■ **Job**
Seek out every line containing the word "this", and copy each.

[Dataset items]
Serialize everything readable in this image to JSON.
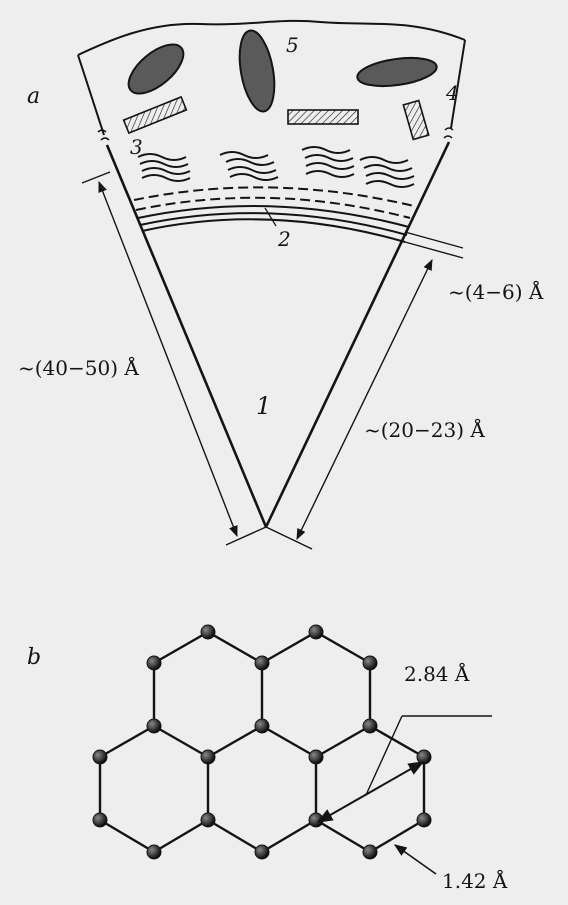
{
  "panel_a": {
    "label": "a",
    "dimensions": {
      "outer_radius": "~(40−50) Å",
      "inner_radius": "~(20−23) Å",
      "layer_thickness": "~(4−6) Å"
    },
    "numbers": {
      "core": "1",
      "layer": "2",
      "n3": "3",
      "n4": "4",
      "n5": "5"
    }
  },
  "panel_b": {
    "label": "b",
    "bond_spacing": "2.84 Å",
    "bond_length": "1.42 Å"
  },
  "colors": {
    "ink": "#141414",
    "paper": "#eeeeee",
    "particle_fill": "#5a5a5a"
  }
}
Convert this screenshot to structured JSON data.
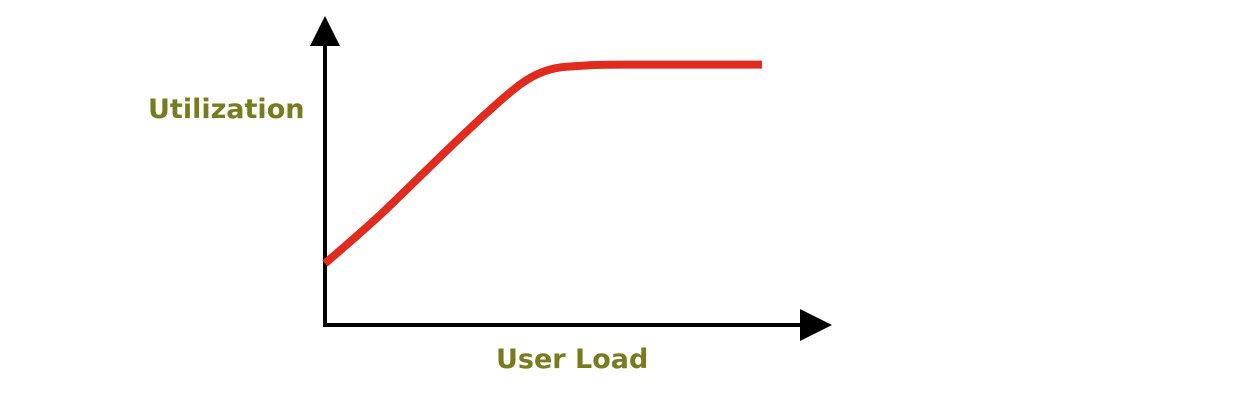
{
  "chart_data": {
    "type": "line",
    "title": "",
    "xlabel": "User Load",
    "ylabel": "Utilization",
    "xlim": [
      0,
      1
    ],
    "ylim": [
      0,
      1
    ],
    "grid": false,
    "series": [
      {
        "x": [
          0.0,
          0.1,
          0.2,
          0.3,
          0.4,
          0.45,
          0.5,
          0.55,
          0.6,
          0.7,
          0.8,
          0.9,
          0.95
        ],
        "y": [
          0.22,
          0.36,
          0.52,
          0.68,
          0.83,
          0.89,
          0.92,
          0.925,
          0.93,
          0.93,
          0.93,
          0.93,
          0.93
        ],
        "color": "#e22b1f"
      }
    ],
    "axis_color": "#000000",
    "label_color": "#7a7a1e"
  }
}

■ **Task output**
Serialize everything readable in this image to JSON.
Convert this screenshot to structured JSON data.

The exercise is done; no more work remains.